Carry none of the pictures over; write out the complete data exactly.

** Start DATA RECORDS **

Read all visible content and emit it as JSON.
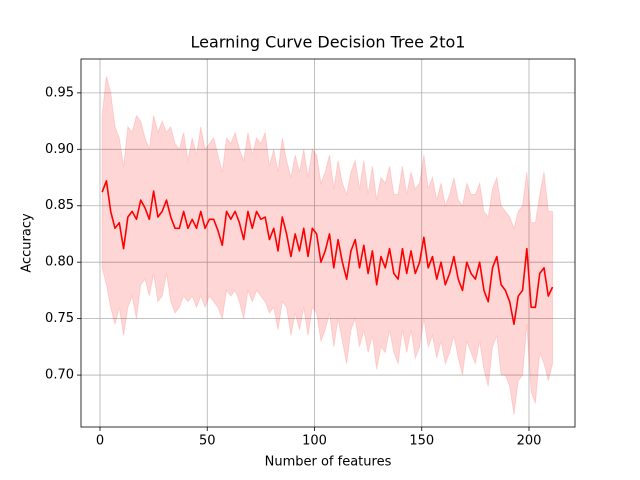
{
  "chart_data": {
    "type": "line",
    "title": "Learning Curve Decision Tree 2to1",
    "x_label": "Number of features",
    "y_label": "Accuracy",
    "x": [
      1,
      3,
      5,
      7,
      9,
      11,
      13,
      15,
      17,
      19,
      21,
      23,
      25,
      27,
      29,
      31,
      33,
      35,
      37,
      39,
      41,
      43,
      45,
      47,
      49,
      51,
      53,
      55,
      57,
      59,
      61,
      63,
      65,
      67,
      69,
      71,
      73,
      75,
      77,
      79,
      81,
      83,
      85,
      87,
      89,
      91,
      93,
      95,
      97,
      99,
      101,
      103,
      105,
      107,
      109,
      111,
      113,
      115,
      117,
      119,
      121,
      123,
      125,
      127,
      129,
      131,
      133,
      135,
      137,
      139,
      141,
      143,
      145,
      147,
      149,
      151,
      153,
      155,
      157,
      159,
      161,
      163,
      165,
      167,
      169,
      171,
      173,
      175,
      177,
      179,
      181,
      183,
      185,
      187,
      189,
      191,
      193,
      195,
      197,
      199,
      201,
      203,
      205,
      207,
      209,
      211
    ],
    "values": [
      0.862,
      0.872,
      0.845,
      0.83,
      0.835,
      0.812,
      0.84,
      0.845,
      0.838,
      0.855,
      0.848,
      0.838,
      0.863,
      0.84,
      0.845,
      0.855,
      0.84,
      0.83,
      0.83,
      0.845,
      0.83,
      0.838,
      0.83,
      0.845,
      0.83,
      0.838,
      0.838,
      0.828,
      0.815,
      0.845,
      0.838,
      0.845,
      0.835,
      0.82,
      0.845,
      0.83,
      0.845,
      0.838,
      0.84,
      0.82,
      0.83,
      0.81,
      0.84,
      0.825,
      0.805,
      0.825,
      0.81,
      0.83,
      0.805,
      0.83,
      0.825,
      0.8,
      0.81,
      0.825,
      0.795,
      0.82,
      0.8,
      0.785,
      0.81,
      0.82,
      0.795,
      0.815,
      0.79,
      0.81,
      0.78,
      0.805,
      0.795,
      0.812,
      0.79,
      0.785,
      0.812,
      0.79,
      0.81,
      0.79,
      0.8,
      0.822,
      0.795,
      0.805,
      0.785,
      0.8,
      0.78,
      0.79,
      0.805,
      0.785,
      0.775,
      0.8,
      0.79,
      0.785,
      0.8,
      0.775,
      0.765,
      0.795,
      0.805,
      0.78,
      0.775,
      0.765,
      0.745,
      0.77,
      0.775,
      0.812,
      0.76,
      0.76,
      0.79,
      0.795,
      0.77,
      0.778
    ],
    "band_upper": [
      0.93,
      0.965,
      0.95,
      0.92,
      0.91,
      0.885,
      0.92,
      0.915,
      0.93,
      0.925,
      0.91,
      0.9,
      0.93,
      0.915,
      0.925,
      0.915,
      0.92,
      0.905,
      0.9,
      0.915,
      0.89,
      0.91,
      0.895,
      0.92,
      0.9,
      0.905,
      0.91,
      0.895,
      0.88,
      0.91,
      0.905,
      0.915,
      0.9,
      0.89,
      0.915,
      0.895,
      0.91,
      0.905,
      0.915,
      0.885,
      0.9,
      0.88,
      0.91,
      0.89,
      0.875,
      0.895,
      0.88,
      0.9,
      0.875,
      0.9,
      0.895,
      0.87,
      0.88,
      0.895,
      0.865,
      0.89,
      0.87,
      0.86,
      0.88,
      0.89,
      0.865,
      0.89,
      0.86,
      0.885,
      0.855,
      0.875,
      0.87,
      0.885,
      0.86,
      0.86,
      0.885,
      0.86,
      0.88,
      0.865,
      0.87,
      0.895,
      0.865,
      0.875,
      0.855,
      0.87,
      0.85,
      0.86,
      0.875,
      0.855,
      0.85,
      0.87,
      0.86,
      0.86,
      0.87,
      0.845,
      0.84,
      0.865,
      0.875,
      0.85,
      0.845,
      0.84,
      0.83,
      0.845,
      0.85,
      0.88,
      0.835,
      0.835,
      0.86,
      0.88,
      0.845,
      0.845
    ],
    "band_lower": [
      0.795,
      0.78,
      0.76,
      0.745,
      0.76,
      0.735,
      0.76,
      0.77,
      0.75,
      0.78,
      0.785,
      0.77,
      0.79,
      0.765,
      0.77,
      0.79,
      0.765,
      0.755,
      0.76,
      0.77,
      0.765,
      0.77,
      0.76,
      0.77,
      0.76,
      0.77,
      0.765,
      0.76,
      0.75,
      0.775,
      0.77,
      0.775,
      0.765,
      0.75,
      0.775,
      0.765,
      0.775,
      0.77,
      0.765,
      0.755,
      0.76,
      0.74,
      0.765,
      0.76,
      0.735,
      0.755,
      0.74,
      0.76,
      0.735,
      0.76,
      0.755,
      0.73,
      0.74,
      0.755,
      0.725,
      0.75,
      0.73,
      0.71,
      0.74,
      0.75,
      0.725,
      0.74,
      0.72,
      0.735,
      0.705,
      0.725,
      0.72,
      0.74,
      0.72,
      0.71,
      0.74,
      0.72,
      0.74,
      0.715,
      0.725,
      0.75,
      0.725,
      0.735,
      0.715,
      0.73,
      0.71,
      0.72,
      0.735,
      0.715,
      0.7,
      0.73,
      0.72,
      0.71,
      0.73,
      0.705,
      0.69,
      0.725,
      0.735,
      0.7,
      0.7,
      0.69,
      0.665,
      0.695,
      0.7,
      0.745,
      0.685,
      0.675,
      0.72,
      0.71,
      0.695,
      0.71
    ],
    "color": "#ff0000",
    "band_color": "#ff0000",
    "xlim": [
      -8.85,
      221.45
    ],
    "ylim": [
      0.654,
      0.98
    ],
    "xticks": [
      0,
      50,
      100,
      150,
      200
    ],
    "yticks": [
      {
        "value": 0.7,
        "label": "0.70"
      },
      0.75,
      {
        "value": 0.8,
        "label": "0.80"
      },
      0.85,
      {
        "value": 0.9,
        "label": "0.90"
      },
      0.95
    ],
    "grid": true
  }
}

** End DATA RECORDS **

*TASK RESULT*:
Read all visible content and emit it as JSON.
{
  "chart_data": {
    "type": "line",
    "title": "Learning Curve Decision Tree 2to1",
    "x_label": "Number of features",
    "y_label": "Accuracy",
    "x": [
      1,
      3,
      5,
      7,
      9,
      11,
      13,
      15,
      17,
      19,
      21,
      23,
      25,
      27,
      29,
      31,
      33,
      35,
      37,
      39,
      41,
      43,
      45,
      47,
      49,
      51,
      53,
      55,
      57,
      59,
      61,
      63,
      65,
      67,
      69,
      71,
      73,
      75,
      77,
      79,
      81,
      83,
      85,
      87,
      89,
      91,
      93,
      95,
      97,
      99,
      101,
      103,
      105,
      107,
      109,
      111,
      113,
      115,
      117,
      119,
      121,
      123,
      125,
      127,
      129,
      131,
      133,
      135,
      137,
      139,
      141,
      143,
      145,
      147,
      149,
      151,
      153,
      155,
      157,
      159,
      161,
      163,
      165,
      167,
      169,
      171,
      173,
      175,
      177,
      179,
      181,
      183,
      185,
      187,
      189,
      191,
      193,
      195,
      197,
      199,
      201,
      203,
      205,
      207,
      209,
      211
    ],
    "values": [
      0.862,
      0.872,
      0.845,
      0.83,
      0.835,
      0.812,
      0.84,
      0.845,
      0.838,
      0.855,
      0.848,
      0.838,
      0.863,
      0.84,
      0.845,
      0.855,
      0.84,
      0.83,
      0.83,
      0.845,
      0.83,
      0.838,
      0.83,
      0.845,
      0.83,
      0.838,
      0.838,
      0.828,
      0.815,
      0.845,
      0.838,
      0.845,
      0.835,
      0.82,
      0.845,
      0.83,
      0.845,
      0.838,
      0.84,
      0.82,
      0.83,
      0.81,
      0.84,
      0.825,
      0.805,
      0.825,
      0.81,
      0.83,
      0.805,
      0.83,
      0.825,
      0.8,
      0.81,
      0.825,
      0.795,
      0.82,
      0.8,
      0.785,
      0.81,
      0.82,
      0.795,
      0.815,
      0.79,
      0.81,
      0.78,
      0.805,
      0.795,
      0.812,
      0.79,
      0.785,
      0.812,
      0.79,
      0.81,
      0.79,
      0.8,
      0.822,
      0.795,
      0.805,
      0.785,
      0.8,
      0.78,
      0.79,
      0.805,
      0.785,
      0.775,
      0.8,
      0.79,
      0.785,
      0.8,
      0.775,
      0.765,
      0.795,
      0.805,
      0.78,
      0.775,
      0.765,
      0.745,
      0.77,
      0.775,
      0.812,
      0.76,
      0.76,
      0.79,
      0.795,
      0.77,
      0.778
    ],
    "band_upper": [
      0.93,
      0.965,
      0.95,
      0.92,
      0.91,
      0.885,
      0.92,
      0.915,
      0.93,
      0.925,
      0.91,
      0.9,
      0.93,
      0.915,
      0.925,
      0.915,
      0.92,
      0.905,
      0.9,
      0.915,
      0.89,
      0.91,
      0.895,
      0.92,
      0.9,
      0.905,
      0.91,
      0.895,
      0.88,
      0.91,
      0.905,
      0.915,
      0.9,
      0.89,
      0.915,
      0.895,
      0.91,
      0.905,
      0.915,
      0.885,
      0.9,
      0.88,
      0.91,
      0.89,
      0.875,
      0.895,
      0.88,
      0.9,
      0.875,
      0.9,
      0.895,
      0.87,
      0.88,
      0.895,
      0.865,
      0.89,
      0.87,
      0.86,
      0.88,
      0.89,
      0.865,
      0.89,
      0.86,
      0.885,
      0.855,
      0.875,
      0.87,
      0.885,
      0.86,
      0.86,
      0.885,
      0.86,
      0.88,
      0.865,
      0.87,
      0.895,
      0.865,
      0.875,
      0.855,
      0.87,
      0.85,
      0.86,
      0.875,
      0.855,
      0.85,
      0.87,
      0.86,
      0.86,
      0.87,
      0.845,
      0.84,
      0.865,
      0.875,
      0.85,
      0.845,
      0.84,
      0.83,
      0.845,
      0.85,
      0.88,
      0.835,
      0.835,
      0.86,
      0.88,
      0.845,
      0.845
    ],
    "band_lower": [
      0.795,
      0.78,
      0.76,
      0.745,
      0.76,
      0.735,
      0.76,
      0.77,
      0.75,
      0.78,
      0.785,
      0.77,
      0.79,
      0.765,
      0.77,
      0.79,
      0.765,
      0.755,
      0.76,
      0.77,
      0.765,
      0.77,
      0.76,
      0.77,
      0.76,
      0.77,
      0.765,
      0.76,
      0.75,
      0.775,
      0.77,
      0.775,
      0.765,
      0.75,
      0.775,
      0.765,
      0.775,
      0.77,
      0.765,
      0.755,
      0.76,
      0.74,
      0.765,
      0.76,
      0.735,
      0.755,
      0.74,
      0.76,
      0.735,
      0.76,
      0.755,
      0.73,
      0.74,
      0.755,
      0.725,
      0.75,
      0.73,
      0.71,
      0.74,
      0.75,
      0.725,
      0.74,
      0.72,
      0.735,
      0.705,
      0.725,
      0.72,
      0.74,
      0.72,
      0.71,
      0.74,
      0.72,
      0.74,
      0.715,
      0.725,
      0.75,
      0.725,
      0.735,
      0.715,
      0.73,
      0.71,
      0.72,
      0.735,
      0.715,
      0.7,
      0.73,
      0.72,
      0.71,
      0.73,
      0.705,
      0.69,
      0.725,
      0.735,
      0.7,
      0.7,
      0.69,
      0.665,
      0.695,
      0.7,
      0.745,
      0.685,
      0.675,
      0.72,
      0.71,
      0.695,
      0.71
    ],
    "color": "#ff0000",
    "band_color": "#ff0000",
    "xlim": [
      -8.85,
      221.45
    ],
    "ylim": [
      0.654,
      0.98
    ],
    "xticks": [
      0,
      50,
      100,
      150,
      200
    ],
    "yticks": [
      {
        "value": 0.7,
        "label": "0.70"
      },
      0.75,
      {
        "value": 0.8,
        "label": "0.80"
      },
      0.85,
      {
        "value": 0.9,
        "label": "0.90"
      },
      0.95
    ],
    "grid": true
  }
}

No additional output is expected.